__Task goal__
Copy out every record below with complete accuracy.

__Given data__

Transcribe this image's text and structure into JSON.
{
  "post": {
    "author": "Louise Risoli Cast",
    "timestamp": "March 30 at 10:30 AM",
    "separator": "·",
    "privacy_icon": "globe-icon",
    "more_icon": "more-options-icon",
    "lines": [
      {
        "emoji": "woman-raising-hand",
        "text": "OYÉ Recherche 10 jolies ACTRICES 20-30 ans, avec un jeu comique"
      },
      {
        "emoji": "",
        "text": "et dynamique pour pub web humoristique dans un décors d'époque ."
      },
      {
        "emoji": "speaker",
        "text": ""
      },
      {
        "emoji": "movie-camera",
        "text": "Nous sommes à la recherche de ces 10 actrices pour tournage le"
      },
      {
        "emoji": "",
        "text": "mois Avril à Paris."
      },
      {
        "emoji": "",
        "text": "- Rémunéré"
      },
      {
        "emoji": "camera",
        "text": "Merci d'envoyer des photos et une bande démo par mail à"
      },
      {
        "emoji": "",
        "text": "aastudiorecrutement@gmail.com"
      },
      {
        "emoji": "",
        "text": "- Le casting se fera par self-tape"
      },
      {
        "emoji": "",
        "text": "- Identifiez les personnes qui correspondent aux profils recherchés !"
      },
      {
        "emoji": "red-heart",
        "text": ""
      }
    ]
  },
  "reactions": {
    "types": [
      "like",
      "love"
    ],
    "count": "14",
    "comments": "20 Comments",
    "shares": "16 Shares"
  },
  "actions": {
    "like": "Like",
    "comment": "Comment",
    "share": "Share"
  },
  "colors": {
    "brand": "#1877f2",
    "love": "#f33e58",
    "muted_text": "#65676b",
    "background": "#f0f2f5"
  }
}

__In response__
Transcribe this image's text and structure into JSON.
{
  "post": {
    "author": "Louise Risoli Cast",
    "timestamp": "March 30 at 10:30 AM",
    "separator": "·",
    "privacy_icon": "globe-icon",
    "more_icon": "more-options-icon",
    "lines": [
      {
        "emoji": "woman-raising-hand",
        "text": "OYÉ Recherche 10 jolies ACTRICES 20-30 ans, avec un jeu comique"
      },
      {
        "emoji": "",
        "text": "et dynamique pour pub web humoristique dans un décors d'époque ."
      },
      {
        "emoji": "speaker",
        "text": ""
      },
      {
        "emoji": "movie-camera",
        "text": "Nous sommes à la recherche de ces 10 actrices pour tournage le"
      },
      {
        "emoji": "",
        "text": "mois Avril à Paris."
      },
      {
        "emoji": "",
        "text": "- Rémunéré"
      },
      {
        "emoji": "camera",
        "text": "Merci d'envoyer des photos et une bande démo par mail à"
      },
      {
        "emoji": "",
        "text": "aastudiorecrutement@gmail.com"
      },
      {
        "emoji": "",
        "text": "- Le casting se fera par self-tape"
      },
      {
        "emoji": "",
        "text": "- Identifiez les personnes qui correspondent aux profils recherchés !"
      },
      {
        "emoji": "red-heart",
        "text": ""
      }
    ]
  },
  "reactions": {
    "types": [
      "like",
      "love"
    ],
    "count": "14",
    "comments": "20 Comments",
    "shares": "16 Shares"
  },
  "actions": {
    "like": "Like",
    "comment": "Comment",
    "share": "Share"
  },
  "colors": {
    "brand": "#1877f2",
    "love": "#f33e58",
    "muted_text": "#65676b",
    "background": "#f0f2f5"
  }
}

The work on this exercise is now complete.